>> Start

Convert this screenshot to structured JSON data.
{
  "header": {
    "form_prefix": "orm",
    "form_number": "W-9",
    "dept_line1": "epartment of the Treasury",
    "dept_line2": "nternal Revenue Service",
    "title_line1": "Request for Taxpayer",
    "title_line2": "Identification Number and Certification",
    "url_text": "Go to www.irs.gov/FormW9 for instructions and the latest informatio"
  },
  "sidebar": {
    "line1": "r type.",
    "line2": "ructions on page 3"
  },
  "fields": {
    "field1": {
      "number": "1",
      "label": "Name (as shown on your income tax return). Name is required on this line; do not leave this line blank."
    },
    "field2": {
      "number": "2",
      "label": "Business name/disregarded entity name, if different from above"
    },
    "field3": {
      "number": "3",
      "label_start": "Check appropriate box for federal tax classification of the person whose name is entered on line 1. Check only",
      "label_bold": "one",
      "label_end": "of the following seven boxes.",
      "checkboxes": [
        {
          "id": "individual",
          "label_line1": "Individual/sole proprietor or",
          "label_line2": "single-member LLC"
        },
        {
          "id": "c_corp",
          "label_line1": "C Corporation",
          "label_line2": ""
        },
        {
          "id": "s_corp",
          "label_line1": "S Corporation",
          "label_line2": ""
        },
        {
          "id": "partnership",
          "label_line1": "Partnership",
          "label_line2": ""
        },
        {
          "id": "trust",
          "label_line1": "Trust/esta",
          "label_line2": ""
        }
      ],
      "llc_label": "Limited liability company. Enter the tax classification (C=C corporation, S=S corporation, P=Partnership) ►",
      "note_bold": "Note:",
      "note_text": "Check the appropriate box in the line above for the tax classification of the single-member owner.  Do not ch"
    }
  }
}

>> End
>> Start

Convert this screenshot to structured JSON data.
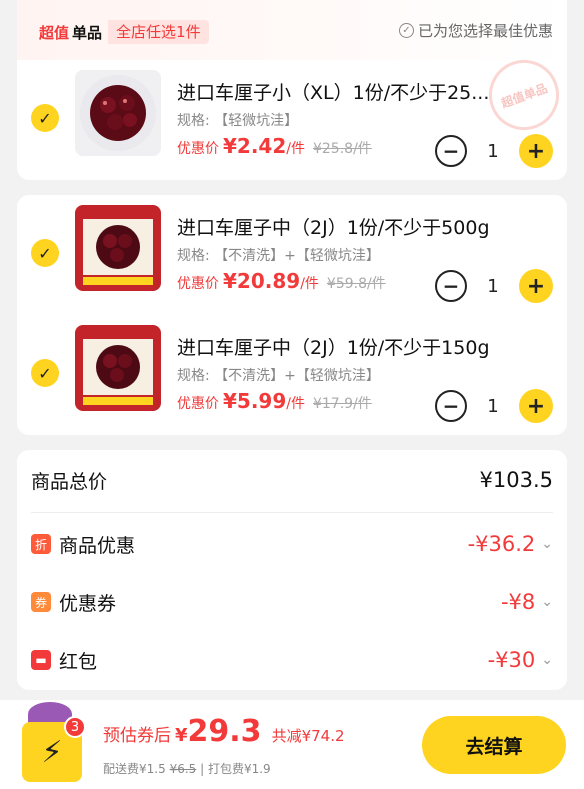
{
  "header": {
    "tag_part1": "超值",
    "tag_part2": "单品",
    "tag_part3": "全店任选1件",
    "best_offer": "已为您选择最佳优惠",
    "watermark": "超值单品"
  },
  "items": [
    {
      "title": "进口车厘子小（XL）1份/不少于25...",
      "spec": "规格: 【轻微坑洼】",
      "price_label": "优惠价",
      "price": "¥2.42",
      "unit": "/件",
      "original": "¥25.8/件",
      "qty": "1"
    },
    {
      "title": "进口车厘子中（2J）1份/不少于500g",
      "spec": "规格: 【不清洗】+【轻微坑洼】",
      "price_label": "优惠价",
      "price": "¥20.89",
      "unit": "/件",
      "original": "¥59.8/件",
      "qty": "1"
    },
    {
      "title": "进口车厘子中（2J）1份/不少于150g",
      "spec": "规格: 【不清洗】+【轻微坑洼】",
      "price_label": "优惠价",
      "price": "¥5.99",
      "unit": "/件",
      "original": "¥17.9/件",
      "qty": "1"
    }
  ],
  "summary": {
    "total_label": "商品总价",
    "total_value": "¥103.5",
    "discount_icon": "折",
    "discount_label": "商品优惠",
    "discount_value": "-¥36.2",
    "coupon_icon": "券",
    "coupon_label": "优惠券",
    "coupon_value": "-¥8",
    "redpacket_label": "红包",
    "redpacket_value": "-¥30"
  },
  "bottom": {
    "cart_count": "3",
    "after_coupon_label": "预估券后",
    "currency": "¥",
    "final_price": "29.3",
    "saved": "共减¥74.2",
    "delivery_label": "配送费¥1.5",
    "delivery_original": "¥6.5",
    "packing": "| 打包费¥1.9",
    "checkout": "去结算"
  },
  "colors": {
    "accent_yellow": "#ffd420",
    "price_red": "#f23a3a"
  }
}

>> End

* [WHAT TO PRODUCE] Pull every line containing "classification" out of the data above.

* [TASK SOLUTION]
      "label_start": "Check appropriate box for federal tax classification of the person whose name is entered on line 1. Check only",
      "llc_label": "Limited liability company. Enter the tax classification (C=C corporation, S=S corporation, P=Partnership) ►",
      "note_text": "Check the appropriate box in the line above for the tax classification of the single-member owner.  Do not ch"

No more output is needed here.